— START PROVIDED INFORMATION —
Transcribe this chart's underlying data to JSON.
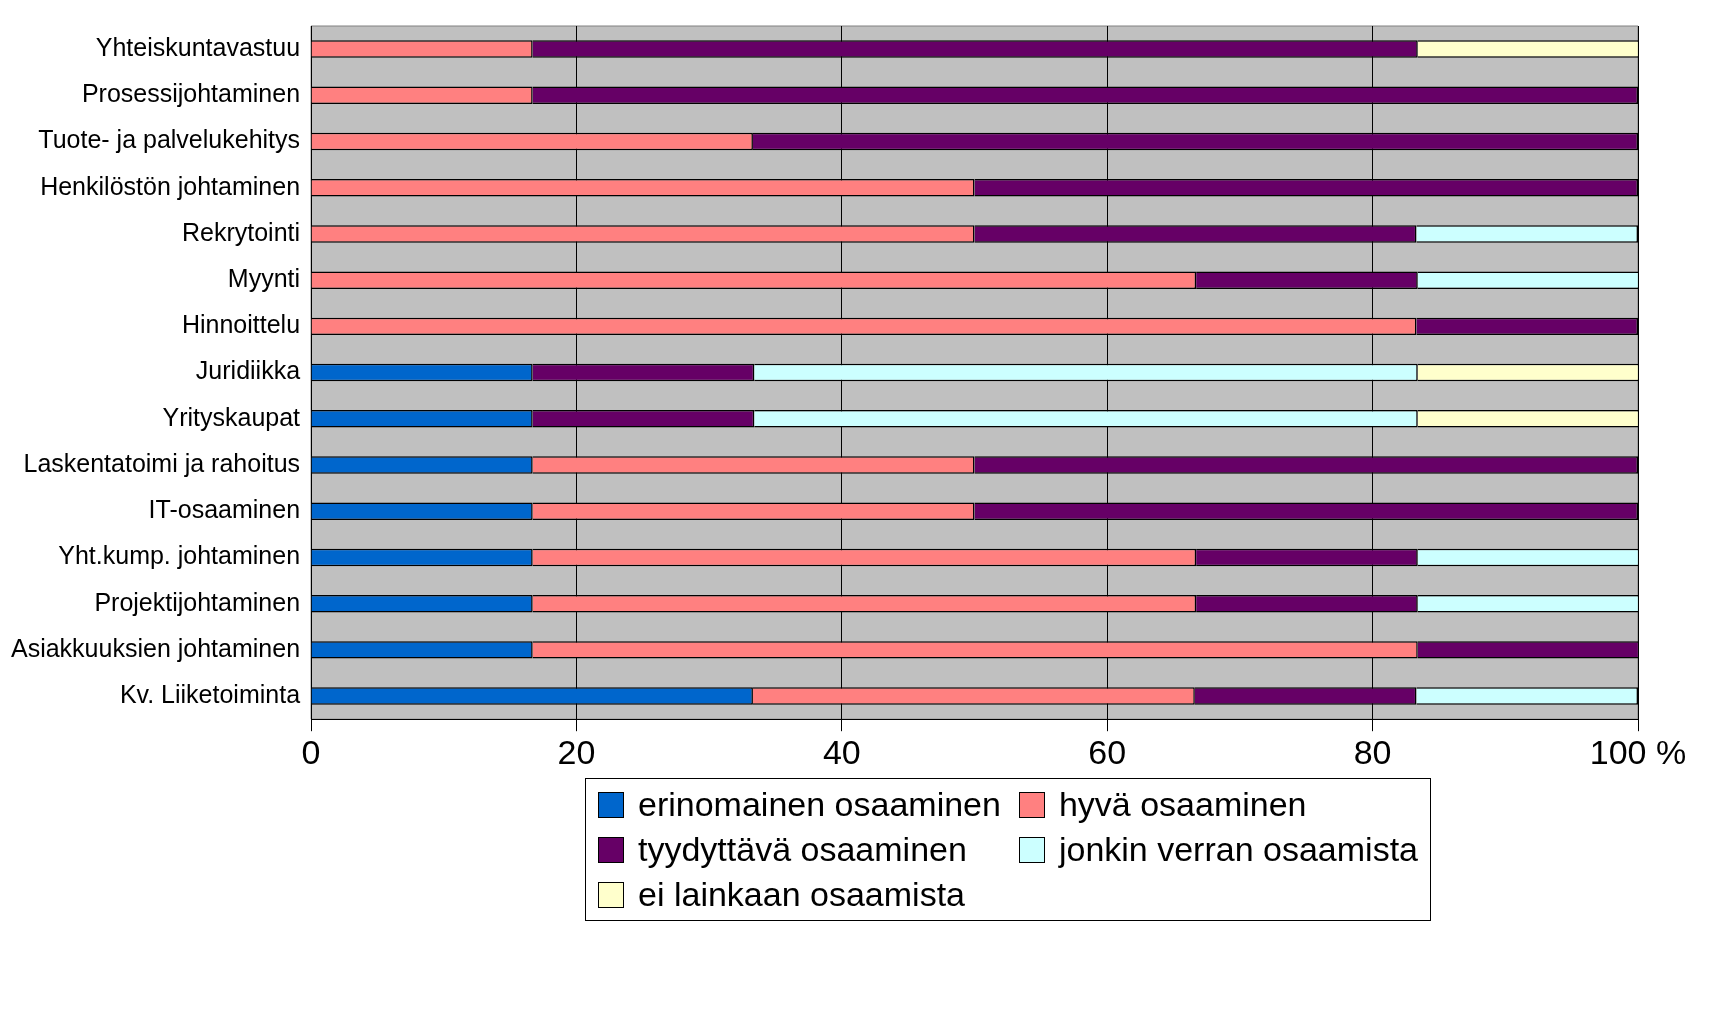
{
  "chart_data": {
    "type": "bar",
    "orientation": "horizontal",
    "stacked": true,
    "grid": "x",
    "legend": "bottom",
    "categories": [
      "Yhteiskuntavastuu",
      "Prosessijohtaminen",
      "Tuote- ja palvelukehitys",
      "Henkilöstön johtaminen",
      "Rekrytointi",
      "Myynti",
      "Hinnoittelu",
      "Juridiikka",
      "Yrityskaupat",
      "Laskentatoimi ja rahoitus",
      "IT-osaaminen",
      "Yht.kump. johtaminen",
      "Projektijohtaminen",
      "Asiakkuuksien johtaminen",
      "Kv. Liiketoiminta"
    ],
    "xlim": [
      0,
      100
    ],
    "xticks": [
      0,
      20,
      40,
      60,
      80,
      {
        "value": 100,
        "label": "100 %"
      }
    ],
    "series": [
      {
        "name": "erinomainen osaaminen",
        "color": "#0066cc",
        "values": [
          null,
          null,
          null,
          null,
          null,
          null,
          null,
          16.7,
          16.7,
          16.7,
          16.7,
          16.7,
          16.7,
          16.7,
          33.3
        ]
      },
      {
        "name": "hyvä osaaminen",
        "color": "#ff8080",
        "values": [
          16.7,
          16.7,
          33.3,
          50,
          50,
          66.7,
          83.3,
          null,
          null,
          33.3,
          33.3,
          50,
          50,
          66.7,
          33.3
        ]
      },
      {
        "name": "tyydyttävä osaaminen",
        "color": "#660066",
        "values": [
          66.7,
          83.3,
          66.7,
          50,
          33.3,
          16.7,
          16.7,
          16.7,
          16.7,
          50,
          50,
          16.7,
          16.7,
          16.7,
          16.7
        ]
      },
      {
        "name": "jonkin verran osaamista",
        "color": "#ccffff",
        "values": [
          null,
          null,
          null,
          null,
          16.7,
          16.7,
          null,
          50,
          50,
          null,
          null,
          16.7,
          16.7,
          null,
          16.7
        ]
      },
      {
        "name": "ei lainkaan osaamista",
        "color": "#ffffcc",
        "values": [
          16.7,
          null,
          null,
          null,
          null,
          null,
          null,
          16.7,
          16.7,
          null,
          null,
          null,
          null,
          null,
          null
        ]
      }
    ]
  }
}
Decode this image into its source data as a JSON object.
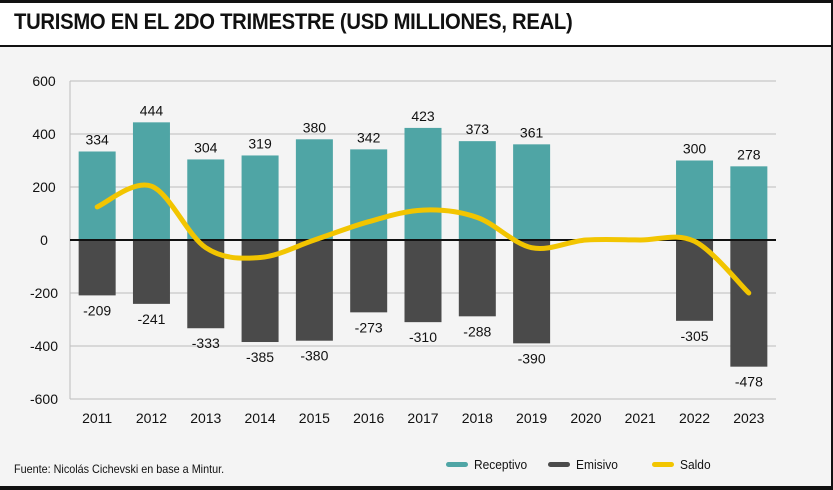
— END PROVIDED INFORMATION —
### AIM
Quote each record exactly as it stands, minus the pictures.

### CORRECT OUTPUT
Transcribe this chart's underlying data to JSON.
{
  "chart_data": {
    "type": "bar",
    "orientation": "horizontal",
    "stacked": true,
    "grid": "x",
    "legend": "bottom",
    "categories": [
      "Yhteiskuntavastuu",
      "Prosessijohtaminen",
      "Tuote- ja palvelukehitys",
      "Henkilöstön johtaminen",
      "Rekrytointi",
      "Myynti",
      "Hinnoittelu",
      "Juridiikka",
      "Yrityskaupat",
      "Laskentatoimi ja rahoitus",
      "IT-osaaminen",
      "Yht.kump. johtaminen",
      "Projektijohtaminen",
      "Asiakkuuksien johtaminen",
      "Kv. Liiketoiminta"
    ],
    "xlim": [
      0,
      100
    ],
    "xticks": [
      0,
      20,
      40,
      60,
      80,
      {
        "value": 100,
        "label": "100 %"
      }
    ],
    "series": [
      {
        "name": "erinomainen osaaminen",
        "color": "#0066cc",
        "values": [
          null,
          null,
          null,
          null,
          null,
          null,
          null,
          16.7,
          16.7,
          16.7,
          16.7,
          16.7,
          16.7,
          16.7,
          33.3
        ]
      },
      {
        "name": "hyvä osaaminen",
        "color": "#ff8080",
        "values": [
          16.7,
          16.7,
          33.3,
          50,
          50,
          66.7,
          83.3,
          null,
          null,
          33.3,
          33.3,
          50,
          50,
          66.7,
          33.3
        ]
      },
      {
        "name": "tyydyttävä osaaminen",
        "color": "#660066",
        "values": [
          66.7,
          83.3,
          66.7,
          50,
          33.3,
          16.7,
          16.7,
          16.7,
          16.7,
          50,
          50,
          16.7,
          16.7,
          16.7,
          16.7
        ]
      },
      {
        "name": "jonkin verran osaamista",
        "color": "#ccffff",
        "values": [
          null,
          null,
          null,
          null,
          16.7,
          16.7,
          null,
          50,
          50,
          null,
          null,
          16.7,
          16.7,
          null,
          16.7
        ]
      },
      {
        "name": "ei lainkaan osaamista",
        "color": "#ffffcc",
        "values": [
          16.7,
          null,
          null,
          null,
          null,
          null,
          null,
          16.7,
          16.7,
          null,
          null,
          null,
          null,
          null,
          null
        ]
      }
    ]
  }
}
Decode this image into its source data as a JSON object.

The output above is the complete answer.